## WHAT IS ASKED
Pick out every line with the word "assimilated" and copy it.

## INFORMATION PROVIDED
=======

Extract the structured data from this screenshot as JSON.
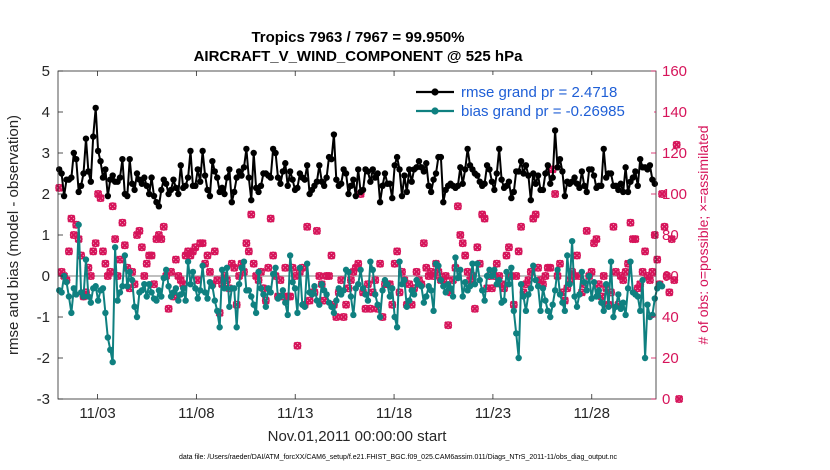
{
  "chart_data": {
    "type": "line",
    "title": "Tropics 7963 / 7967 = 99.950%",
    "subtitle": "AIRCRAFT_V_WIND_COMPONENT @ 525 hPa",
    "xlabel": "Nov.01,2011 00:00:00 start",
    "ylabel": "rmse and bias (model - observation)",
    "y2label": "# of obs: o=possible; ×=assimilated",
    "footnote": "data file: /Users/raeder/DAI/ATM_forcXX/CAM6_setup/f.e21.FHIST_BGC.f09_025.CAM6assim.011/Diags_NTrS_2011-11/obs_diag_output.nc",
    "xlim": [
      1,
      31.25
    ],
    "ylim": [
      -3,
      5
    ],
    "y2lim": [
      0,
      160
    ],
    "x_ticks": [
      3,
      8,
      13,
      18,
      23,
      28
    ],
    "x_tick_labels": [
      "11/03",
      "11/08",
      "11/13",
      "11/18",
      "11/23",
      "11/28"
    ],
    "y_ticks": [
      -3,
      -2,
      -1,
      0,
      1,
      2,
      3,
      4,
      5
    ],
    "y_tick_labels": [
      "-3",
      "-2",
      "-1",
      "0",
      "1",
      "2",
      "3",
      "4",
      "5"
    ],
    "y2_ticks": [
      0,
      20,
      40,
      60,
      80,
      100,
      120,
      140,
      160
    ],
    "y2_tick_labels": [
      "0",
      "20",
      "40",
      "60",
      "80",
      "100",
      "120",
      "140",
      "160"
    ],
    "legend_position": "top-right",
    "colors": {
      "rmse": "#000000",
      "bias": "#0f8080",
      "obs": "#d6145a",
      "zero": "#bfbfbf"
    },
    "series": [
      {
        "name": "rmse",
        "legend": "rmse grand pr = 2.4718",
        "values": [
          2.6,
          2.5,
          1.95,
          2.35,
          2.35,
          2.4,
          3.0,
          2.85,
          2.05,
          2.2,
          2.5,
          3.35,
          2.55,
          2.3,
          3.4,
          4.1,
          3.05,
          2.8,
          2.4,
          2.6,
          1.95,
          2.35,
          2.45,
          2.3,
          2.3,
          2.4,
          2.85,
          2.0,
          1.95,
          2.85,
          2.25,
          2.1,
          2.5,
          2.35,
          2.25,
          2.4,
          2.2,
          2.0,
          2.4,
          1.95,
          1.8,
          1.7,
          2.1,
          2.35,
          2.25,
          2.0,
          2.1,
          2.35,
          2.15,
          2.0,
          2.7,
          2.15,
          2.2,
          2.4,
          3.05,
          2.2,
          2.2,
          2.6,
          2.3,
          3.05,
          2.45,
          2.1,
          1.95,
          2.8,
          2.55,
          2.4,
          2.05,
          2.15,
          2.0,
          2.4,
          2.6,
          1.8,
          2.05,
          2.4,
          2.55,
          2.45,
          2.65,
          3.1,
          2.4,
          1.85,
          3.0,
          2.15,
          2.05,
          2.2,
          2.5,
          2.5,
          2.45,
          2.4,
          3.1,
          3.0,
          2.4,
          2.25,
          2.55,
          2.75,
          2.2,
          2.55,
          2.35,
          2.1,
          2.15,
          2.5,
          2.4,
          2.35,
          2.7,
          2.0,
          2.1,
          2.2,
          2.3,
          2.7,
          2.3,
          2.2,
          2.4,
          2.9,
          2.85,
          3.45,
          2.35,
          2.2,
          2.25,
          2.6,
          2.5,
          2.0,
          2.2,
          2.35,
          1.95,
          2.6,
          2.05,
          2.1,
          2.6,
          2.55,
          2.3,
          2.6,
          2.4,
          2.5,
          1.8,
          2.2,
          2.5,
          2.25,
          2.25,
          1.9,
          2.7,
          2.9,
          2.6,
          1.95,
          2.45,
          2.05,
          2.6,
          2.3,
          2.6,
          2.65,
          2.8,
          2.65,
          2.55,
          2.75,
          2.2,
          2.05,
          2.35,
          2.5,
          2.9,
          2.9,
          1.8,
          2.1,
          2.2,
          2.25,
          2.2,
          2.15,
          2.2,
          2.65,
          2.25,
          2.6,
          3.1,
          2.7,
          2.6,
          2.5,
          2.45,
          2.3,
          2.2,
          2.25,
          2.7,
          2.6,
          2.3,
          2.1,
          2.5,
          3.1,
          2.35,
          2.15,
          2.2,
          2.3,
          1.9,
          2.05,
          2.55,
          2.55,
          2.8,
          2.5,
          2.7,
          2.45,
          1.85,
          2.5,
          2.25,
          2.45,
          2.1,
          2.1,
          2.5,
          2.7,
          2.25,
          2.4,
          3.55,
          2.65,
          2.85,
          2.55,
          1.95,
          2.3,
          2.25,
          2.3,
          2.4,
          2.25,
          2.15,
          2.55,
          2.2,
          2.05,
          2.6,
          2.6,
          2.45,
          2.15,
          2.2,
          2.2,
          3.1,
          2.4,
          2.5,
          2.5,
          2.2,
          2.2,
          2.1,
          2.25,
          2.05,
          2.65,
          2.05,
          2.3,
          2.4,
          2.55,
          2.2,
          2.85,
          2.65,
          2.65,
          2.6,
          2.7,
          2.35,
          2.25
        ]
      },
      {
        "name": "bias",
        "legend": "bias grand pr = -0.26985",
        "values": [
          -0.35,
          -0.4,
          0.0,
          -0.15,
          -0.5,
          -0.9,
          -0.3,
          -0.45,
          1.25,
          -0.4,
          -0.5,
          0.4,
          -0.5,
          -0.65,
          -0.3,
          -0.25,
          -0.6,
          -0.35,
          -0.3,
          -0.9,
          -1.5,
          -1.8,
          -2.1,
          0.7,
          -0.6,
          -0.4,
          -0.25,
          0.5,
          -0.25,
          0.1,
          -0.1,
          -0.75,
          -1.0,
          -0.4,
          -0.35,
          -0.2,
          -0.5,
          -0.2,
          -0.4,
          -0.55,
          -0.6,
          -0.35,
          -0.5,
          -0.05,
          0.15,
          -0.25,
          -0.5,
          -0.4,
          -0.3,
          -0.6,
          -0.45,
          -0.3,
          -0.6,
          0.35,
          -0.2,
          0.1,
          -0.3,
          -0.55,
          -0.35,
          0.25,
          -0.4,
          -0.55,
          -0.15,
          -0.25,
          -0.6,
          -0.85,
          -1.25,
          0.15,
          -0.3,
          0.2,
          -0.75,
          -0.3,
          -0.3,
          -1.25,
          -0.2,
          0.2,
          0.35,
          -0.35,
          -0.35,
          -0.5,
          -0.7,
          -0.9,
          0.1,
          -0.3,
          -0.45,
          -0.75,
          -0.3,
          -0.4,
          0.05,
          0.2,
          -0.55,
          -0.5,
          -0.35,
          -0.65,
          -0.95,
          0.5,
          -0.15,
          -0.3,
          -0.9,
          0.2,
          -0.7,
          -0.75,
          0.3,
          -0.4,
          -0.45,
          -0.25,
          -0.6,
          -0.7,
          -0.2,
          -0.35,
          -0.45,
          -0.65,
          -0.75,
          -0.9,
          -0.6,
          -0.3,
          -0.45,
          -0.35,
          0.15,
          0.1,
          -0.5,
          -0.95,
          -0.3,
          -0.2,
          0.15,
          -0.3,
          -0.45,
          -0.6,
          0.35,
          0.15,
          -0.45,
          -0.7,
          -1.0,
          -0.35,
          -0.1,
          -0.2,
          -0.5,
          -0.3,
          -1.0,
          -1.25,
          0.35,
          -0.2,
          -0.1,
          -0.75,
          -0.6,
          -0.35,
          -0.45,
          -0.1,
          -0.2,
          -0.25,
          -0.65,
          -0.5,
          -0.25,
          -0.35,
          -0.85,
          0.3,
          0.25,
          -0.1,
          -0.25,
          -0.4,
          -0.2,
          -0.3,
          -0.5,
          0.45,
          -0.05,
          0.15,
          -0.5,
          -0.15,
          -0.35,
          -0.25,
          0.3,
          -0.2,
          0.3,
          -0.1,
          -0.35,
          -0.6,
          0.0,
          0.15,
          0.0,
          0.15,
          -0.2,
          -0.1,
          -0.65,
          -0.6,
          0.1,
          -0.2,
          0.2,
          -0.85,
          -1.4,
          -2.0,
          -0.2,
          -0.5,
          -0.85,
          -0.45,
          -0.3,
          0.25,
          -0.1,
          -0.25,
          -0.85,
          -0.3,
          -0.6,
          -0.85,
          -1.0,
          -0.7,
          -0.35,
          0.15,
          -0.45,
          -0.65,
          -0.85,
          0.5,
          -0.2,
          0.85,
          -0.5,
          -0.75,
          -0.45,
          0.1,
          -0.15,
          -0.35,
          0.0,
          -0.55,
          -0.15,
          -0.5,
          -0.35,
          -0.65,
          -0.85,
          -0.2,
          -0.75,
          0.35,
          -1.0,
          -0.75,
          -0.45,
          -0.8,
          -0.65,
          -0.95,
          -0.3,
          0.35,
          -0.4,
          -0.45,
          -0.5,
          -0.85,
          -0.1,
          -2.0,
          -0.7,
          -1.0,
          -0.95,
          -0.55,
          -0.3,
          -0.2,
          -0.25
        ]
      }
    ],
    "obs": {
      "name": "# of obs",
      "possible": [
        103,
        62,
        60,
        58,
        72,
        88,
        80,
        85,
        78,
        70,
        50,
        52,
        64,
        60,
        72,
        76,
        100,
        98,
        72,
        66,
        60,
        62,
        94,
        78,
        60,
        68,
        86,
        75,
        64,
        54,
        62,
        56,
        80,
        82,
        74,
        60,
        66,
        70,
        70,
        56,
        78,
        80,
        78,
        84,
        60,
        44,
        62,
        50,
        68,
        60,
        58,
        56,
        70,
        72,
        70,
        72,
        74,
        58,
        76,
        76,
        66,
        70,
        62,
        56,
        72,
        58,
        42,
        56,
        60,
        58,
        54,
        66,
        64,
        46,
        60,
        66,
        62,
        76,
        72,
        90,
        66,
        60,
        58,
        62,
        54,
        48,
        64,
        88,
        70,
        60,
        50,
        58,
        50,
        64,
        50,
        50,
        64,
        60,
        26,
        62,
        64,
        46,
        84,
        48,
        52,
        52,
        82,
        60,
        56,
        48,
        60,
        60,
        70,
        46,
        40,
        52,
        58,
        40,
        46,
        54,
        58,
        62,
        64,
        66,
        100,
        52,
        44,
        56,
        44,
        52,
        58,
        44,
        66,
        40,
        56,
        56,
        56,
        46,
        66,
        72,
        52,
        62,
        58,
        46,
        56,
        46,
        54,
        62,
        58,
        56,
        76,
        64,
        60,
        62,
        60,
        66,
        62,
        58,
        58,
        60,
        36,
        52,
        58,
        64,
        94,
        80,
        76,
        70,
        62,
        58,
        60,
        44,
        74,
        66,
        90,
        88,
        54,
        60,
        54,
        60,
        66,
        60,
        56,
        54,
        70,
        74,
        60,
        46,
        60,
        72,
        84,
        52,
        56,
        58,
        62,
        88,
        90,
        64,
        58,
        56,
        60,
        64,
        64,
        112,
        100,
        60,
        66,
        52,
        48,
        54,
        58,
        62,
        60,
        70,
        60,
        52,
        56,
        82,
        60,
        62,
        76,
        78,
        56,
        50,
        60,
        54,
        46,
        52,
        84,
        62,
        46,
        60,
        58,
        62,
        66,
        86,
        78,
        78,
        54,
        56,
        62,
        72,
        60,
        58,
        62,
        80,
        68,
        56,
        100,
        84,
        60,
        52,
        78,
        58,
        124,
        0
      ],
      "assimilated": [
        103,
        62,
        60,
        58,
        72,
        88,
        80,
        85,
        78,
        70,
        50,
        52,
        64,
        60,
        72,
        76,
        100,
        98,
        72,
        66,
        60,
        62,
        94,
        78,
        60,
        68,
        86,
        75,
        64,
        54,
        62,
        56,
        80,
        82,
        74,
        60,
        66,
        70,
        70,
        56,
        78,
        80,
        78,
        84,
        60,
        44,
        62,
        50,
        68,
        60,
        58,
        56,
        70,
        72,
        70,
        72,
        74,
        58,
        76,
        76,
        66,
        70,
        62,
        56,
        72,
        58,
        42,
        56,
        60,
        58,
        54,
        66,
        64,
        46,
        60,
        66,
        62,
        76,
        72,
        90,
        66,
        60,
        58,
        62,
        54,
        48,
        64,
        88,
        70,
        60,
        50,
        58,
        50,
        64,
        50,
        50,
        64,
        60,
        26,
        62,
        64,
        46,
        84,
        48,
        52,
        52,
        82,
        60,
        56,
        48,
        60,
        60,
        70,
        46,
        40,
        52,
        58,
        40,
        46,
        54,
        58,
        62,
        64,
        66,
        100,
        52,
        44,
        56,
        44,
        52,
        58,
        44,
        66,
        40,
        56,
        56,
        56,
        46,
        66,
        72,
        52,
        62,
        58,
        46,
        56,
        46,
        54,
        62,
        58,
        56,
        76,
        64,
        60,
        62,
        60,
        66,
        62,
        58,
        58,
        60,
        36,
        52,
        58,
        64,
        94,
        80,
        76,
        70,
        62,
        58,
        60,
        44,
        74,
        66,
        90,
        88,
        54,
        60,
        54,
        60,
        66,
        60,
        56,
        54,
        70,
        74,
        60,
        46,
        60,
        72,
        84,
        52,
        56,
        58,
        62,
        88,
        90,
        64,
        58,
        56,
        60,
        64,
        64,
        112,
        100,
        60,
        66,
        52,
        48,
        54,
        58,
        62,
        60,
        70,
        60,
        52,
        56,
        82,
        60,
        62,
        76,
        78,
        56,
        50,
        60,
        54,
        46,
        52,
        84,
        62,
        46,
        60,
        58,
        62,
        66,
        86,
        78,
        78,
        54,
        56,
        62,
        72,
        60,
        58,
        62,
        80,
        68,
        56,
        100,
        84,
        60,
        52,
        78,
        58,
        124,
        0
      ]
    }
  }
}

=======

## EXERCISE SOLUTION
    "y2label": "# of obs: o=possible; ×=assimilated",
      "assimilated": [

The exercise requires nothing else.